_PROVIDED DATA_
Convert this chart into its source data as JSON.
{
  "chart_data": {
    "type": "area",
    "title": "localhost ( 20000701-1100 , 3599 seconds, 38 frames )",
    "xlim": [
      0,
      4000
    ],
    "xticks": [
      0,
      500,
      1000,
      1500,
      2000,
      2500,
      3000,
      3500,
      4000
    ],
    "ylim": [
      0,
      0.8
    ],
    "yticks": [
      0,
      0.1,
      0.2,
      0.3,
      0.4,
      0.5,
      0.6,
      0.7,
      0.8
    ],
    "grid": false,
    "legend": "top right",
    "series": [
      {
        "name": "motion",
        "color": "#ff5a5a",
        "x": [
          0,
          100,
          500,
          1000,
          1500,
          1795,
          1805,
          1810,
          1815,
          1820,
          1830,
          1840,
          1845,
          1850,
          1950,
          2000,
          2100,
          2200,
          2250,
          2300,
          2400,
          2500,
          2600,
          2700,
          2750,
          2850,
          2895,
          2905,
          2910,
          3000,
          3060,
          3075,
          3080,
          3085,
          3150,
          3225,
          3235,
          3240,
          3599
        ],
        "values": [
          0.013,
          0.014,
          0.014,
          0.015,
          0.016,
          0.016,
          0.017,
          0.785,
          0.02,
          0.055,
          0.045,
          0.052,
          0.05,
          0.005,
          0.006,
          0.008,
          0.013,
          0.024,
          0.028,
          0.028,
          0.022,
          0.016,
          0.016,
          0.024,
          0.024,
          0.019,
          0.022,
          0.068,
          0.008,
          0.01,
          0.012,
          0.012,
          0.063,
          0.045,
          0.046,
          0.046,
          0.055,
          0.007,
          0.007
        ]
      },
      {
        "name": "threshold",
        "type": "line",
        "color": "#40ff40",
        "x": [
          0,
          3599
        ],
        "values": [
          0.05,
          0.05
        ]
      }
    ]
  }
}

_TO DO_
Repeat the data above, word for word.

_FULL ANSWER_
Convert this chart into its source data as JSON.
{
  "chart_data": {
    "type": "area",
    "title": "localhost ( 20000701-1100 , 3599 seconds, 38 frames )",
    "xlim": [
      0,
      4000
    ],
    "xticks": [
      0,
      500,
      1000,
      1500,
      2000,
      2500,
      3000,
      3500,
      4000
    ],
    "ylim": [
      0,
      0.8
    ],
    "yticks": [
      0,
      0.1,
      0.2,
      0.3,
      0.4,
      0.5,
      0.6,
      0.7,
      0.8
    ],
    "grid": false,
    "legend": "top right",
    "series": [
      {
        "name": "motion",
        "color": "#ff5a5a",
        "x": [
          0,
          100,
          500,
          1000,
          1500,
          1795,
          1805,
          1810,
          1815,
          1820,
          1830,
          1840,
          1845,
          1850,
          1950,
          2000,
          2100,
          2200,
          2250,
          2300,
          2400,
          2500,
          2600,
          2700,
          2750,
          2850,
          2895,
          2905,
          2910,
          3000,
          3060,
          3075,
          3080,
          3085,
          3150,
          3225,
          3235,
          3240,
          3599
        ],
        "values": [
          0.013,
          0.014,
          0.014,
          0.015,
          0.016,
          0.016,
          0.017,
          0.785,
          0.02,
          0.055,
          0.045,
          0.052,
          0.05,
          0.005,
          0.006,
          0.008,
          0.013,
          0.024,
          0.028,
          0.028,
          0.022,
          0.016,
          0.016,
          0.024,
          0.024,
          0.019,
          0.022,
          0.068,
          0.008,
          0.01,
          0.012,
          0.012,
          0.063,
          0.045,
          0.046,
          0.046,
          0.055,
          0.007,
          0.007
        ]
      },
      {
        "name": "threshold",
        "type": "line",
        "color": "#40ff40",
        "x": [
          0,
          3599
        ],
        "values": [
          0.05,
          0.05
        ]
      }
    ]
  }
}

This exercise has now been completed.